#### TASK TO CARRY OUT:
Rewrite the material below with every "spectrogram-row" renamed to "spectrogram-strip", leaving everything else unchanged.

#### SUPPLIED INFORMATION:
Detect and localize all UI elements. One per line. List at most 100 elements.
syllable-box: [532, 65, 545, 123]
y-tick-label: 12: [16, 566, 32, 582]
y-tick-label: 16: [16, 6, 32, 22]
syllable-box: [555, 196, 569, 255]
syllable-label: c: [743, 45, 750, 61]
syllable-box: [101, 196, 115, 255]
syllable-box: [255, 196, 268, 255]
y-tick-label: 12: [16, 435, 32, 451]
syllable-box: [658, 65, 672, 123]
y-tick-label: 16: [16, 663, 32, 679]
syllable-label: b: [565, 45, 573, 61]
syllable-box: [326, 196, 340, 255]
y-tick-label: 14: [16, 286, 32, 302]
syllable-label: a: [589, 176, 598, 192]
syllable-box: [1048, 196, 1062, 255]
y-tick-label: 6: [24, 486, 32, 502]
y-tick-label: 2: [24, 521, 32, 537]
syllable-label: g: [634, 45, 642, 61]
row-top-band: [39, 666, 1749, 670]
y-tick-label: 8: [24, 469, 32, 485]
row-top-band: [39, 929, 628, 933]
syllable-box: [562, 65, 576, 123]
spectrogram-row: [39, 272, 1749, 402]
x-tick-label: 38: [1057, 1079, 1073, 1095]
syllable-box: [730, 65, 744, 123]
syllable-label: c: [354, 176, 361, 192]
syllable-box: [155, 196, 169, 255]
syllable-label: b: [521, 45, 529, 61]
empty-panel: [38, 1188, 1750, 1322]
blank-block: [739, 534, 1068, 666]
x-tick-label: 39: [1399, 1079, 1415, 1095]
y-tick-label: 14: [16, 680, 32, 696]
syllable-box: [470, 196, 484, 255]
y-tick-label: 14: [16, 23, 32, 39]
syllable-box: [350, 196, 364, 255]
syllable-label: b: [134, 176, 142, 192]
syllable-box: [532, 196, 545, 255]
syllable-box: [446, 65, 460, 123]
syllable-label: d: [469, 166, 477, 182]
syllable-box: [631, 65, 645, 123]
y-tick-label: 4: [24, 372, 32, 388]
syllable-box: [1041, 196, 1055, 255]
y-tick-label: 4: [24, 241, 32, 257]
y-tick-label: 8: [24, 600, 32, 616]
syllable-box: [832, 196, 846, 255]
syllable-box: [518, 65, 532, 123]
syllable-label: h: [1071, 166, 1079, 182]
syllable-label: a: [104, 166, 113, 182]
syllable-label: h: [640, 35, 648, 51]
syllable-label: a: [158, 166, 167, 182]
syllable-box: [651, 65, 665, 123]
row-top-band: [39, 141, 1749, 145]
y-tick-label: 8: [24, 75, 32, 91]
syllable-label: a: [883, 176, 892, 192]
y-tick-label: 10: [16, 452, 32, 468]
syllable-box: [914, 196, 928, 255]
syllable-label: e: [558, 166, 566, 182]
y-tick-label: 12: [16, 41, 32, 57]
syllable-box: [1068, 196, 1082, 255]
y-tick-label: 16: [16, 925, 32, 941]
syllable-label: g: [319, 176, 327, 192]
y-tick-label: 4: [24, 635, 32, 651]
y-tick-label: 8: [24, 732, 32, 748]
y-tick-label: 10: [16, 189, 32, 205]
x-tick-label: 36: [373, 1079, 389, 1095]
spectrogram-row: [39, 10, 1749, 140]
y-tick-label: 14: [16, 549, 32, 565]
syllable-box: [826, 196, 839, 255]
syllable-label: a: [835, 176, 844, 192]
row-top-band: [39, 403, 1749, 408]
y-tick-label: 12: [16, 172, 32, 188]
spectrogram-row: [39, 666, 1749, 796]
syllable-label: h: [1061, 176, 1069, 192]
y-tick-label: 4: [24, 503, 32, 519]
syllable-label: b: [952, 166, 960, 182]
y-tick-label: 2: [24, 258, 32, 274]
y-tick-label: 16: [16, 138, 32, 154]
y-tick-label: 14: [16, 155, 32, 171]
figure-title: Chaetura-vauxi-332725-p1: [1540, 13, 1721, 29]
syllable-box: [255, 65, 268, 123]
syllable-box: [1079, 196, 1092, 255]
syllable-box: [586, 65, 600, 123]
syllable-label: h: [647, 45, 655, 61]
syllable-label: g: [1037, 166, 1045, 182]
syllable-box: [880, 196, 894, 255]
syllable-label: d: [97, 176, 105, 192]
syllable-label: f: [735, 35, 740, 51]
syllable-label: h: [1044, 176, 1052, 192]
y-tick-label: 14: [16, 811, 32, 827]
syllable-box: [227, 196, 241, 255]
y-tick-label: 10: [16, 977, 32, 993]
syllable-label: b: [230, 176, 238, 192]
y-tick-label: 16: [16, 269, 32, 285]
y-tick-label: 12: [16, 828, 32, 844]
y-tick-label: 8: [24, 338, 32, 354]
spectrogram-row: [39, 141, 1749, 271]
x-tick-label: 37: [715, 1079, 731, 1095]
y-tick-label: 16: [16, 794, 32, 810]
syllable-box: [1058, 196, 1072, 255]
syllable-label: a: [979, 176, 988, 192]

#### CORRECT RESULT:
Detect and localize all UI elements. One per line. List at most 100 elements.
syllable-box: [532, 65, 545, 123]
y-tick-label: 12: [16, 566, 32, 582]
y-tick-label: 16: [16, 6, 32, 22]
syllable-box: [555, 196, 569, 255]
syllable-label: c: [743, 45, 750, 61]
syllable-box: [101, 196, 115, 255]
syllable-box: [255, 196, 268, 255]
y-tick-label: 12: [16, 435, 32, 451]
syllable-box: [658, 65, 672, 123]
y-tick-label: 16: [16, 663, 32, 679]
syllable-label: b: [565, 45, 573, 61]
syllable-box: [326, 196, 340, 255]
y-tick-label: 14: [16, 286, 32, 302]
syllable-label: a: [589, 176, 598, 192]
syllable-box: [1048, 196, 1062, 255]
y-tick-label: 6: [24, 486, 32, 502]
y-tick-label: 2: [24, 521, 32, 537]
syllable-label: g: [634, 45, 642, 61]
row-top-band: [39, 666, 1749, 670]
y-tick-label: 8: [24, 469, 32, 485]
row-top-band: [39, 929, 628, 933]
syllable-box: [562, 65, 576, 123]
spectrogram-strip: [39, 272, 1749, 402]
x-tick-label: 38: [1057, 1079, 1073, 1095]
syllable-box: [730, 65, 744, 123]
syllable-label: c: [354, 176, 361, 192]
syllable-box: [155, 196, 169, 255]
syllable-label: b: [521, 45, 529, 61]
empty-panel: [38, 1188, 1750, 1322]
blank-block: [739, 534, 1068, 666]
x-tick-label: 39: [1399, 1079, 1415, 1095]
y-tick-label: 14: [16, 680, 32, 696]
syllable-box: [470, 196, 484, 255]
y-tick-label: 14: [16, 23, 32, 39]
syllable-box: [350, 196, 364, 255]
syllable-label: b: [134, 176, 142, 192]
syllable-box: [532, 196, 545, 255]
syllable-box: [446, 65, 460, 123]
syllable-label: d: [469, 166, 477, 182]
syllable-box: [631, 65, 645, 123]
y-tick-label: 4: [24, 372, 32, 388]
syllable-box: [1041, 196, 1055, 255]
y-tick-label: 4: [24, 241, 32, 257]
y-tick-label: 8: [24, 600, 32, 616]
syllable-box: [832, 196, 846, 255]
syllable-box: [518, 65, 532, 123]
syllable-label: h: [1071, 166, 1079, 182]
syllable-label: a: [104, 166, 113, 182]
syllable-label: h: [640, 35, 648, 51]
syllable-label: a: [158, 166, 167, 182]
syllable-box: [651, 65, 665, 123]
row-top-band: [39, 141, 1749, 145]
y-tick-label: 8: [24, 75, 32, 91]
syllable-label: a: [883, 176, 892, 192]
y-tick-label: 10: [16, 452, 32, 468]
syllable-box: [914, 196, 928, 255]
syllable-label: e: [558, 166, 566, 182]
y-tick-label: 12: [16, 41, 32, 57]
syllable-box: [1068, 196, 1082, 255]
y-tick-label: 16: [16, 925, 32, 941]
syllable-label: g: [319, 176, 327, 192]
y-tick-label: 4: [24, 635, 32, 651]
y-tick-label: 8: [24, 732, 32, 748]
y-tick-label: 10: [16, 189, 32, 205]
x-tick-label: 36: [373, 1079, 389, 1095]
spectrogram-strip: [39, 10, 1749, 140]
y-tick-label: 14: [16, 549, 32, 565]
syllable-box: [826, 196, 839, 255]
syllable-label: a: [835, 176, 844, 192]
row-top-band: [39, 403, 1749, 408]
y-tick-label: 12: [16, 172, 32, 188]
spectrogram-strip: [39, 666, 1749, 796]
syllable-label: h: [1061, 176, 1069, 192]
y-tick-label: 4: [24, 503, 32, 519]
syllable-label: b: [952, 166, 960, 182]
y-tick-label: 2: [24, 258, 32, 274]
y-tick-label: 16: [16, 138, 32, 154]
y-tick-label: 14: [16, 155, 32, 171]
figure-title: Chaetura-vauxi-332725-p1: [1540, 13, 1721, 29]
syllable-box: [255, 65, 268, 123]
syllable-box: [1079, 196, 1092, 255]
syllable-box: [586, 65, 600, 123]
syllable-label: h: [647, 45, 655, 61]
syllable-label: g: [1037, 166, 1045, 182]
syllable-box: [880, 196, 894, 255]
syllable-label: d: [97, 176, 105, 192]
syllable-label: f: [735, 35, 740, 51]
syllable-label: h: [1044, 176, 1052, 192]
y-tick-label: 14: [16, 811, 32, 827]
syllable-box: [227, 196, 241, 255]
y-tick-label: 10: [16, 977, 32, 993]
syllable-label: b: [230, 176, 238, 192]
y-tick-label: 16: [16, 269, 32, 285]
y-tick-label: 12: [16, 828, 32, 844]
y-tick-label: 8: [24, 338, 32, 354]
spectrogram-strip: [39, 141, 1749, 271]
x-tick-label: 37: [715, 1079, 731, 1095]
y-tick-label: 16: [16, 794, 32, 810]
syllable-box: [1058, 196, 1072, 255]
syllable-label: a: [979, 176, 988, 192]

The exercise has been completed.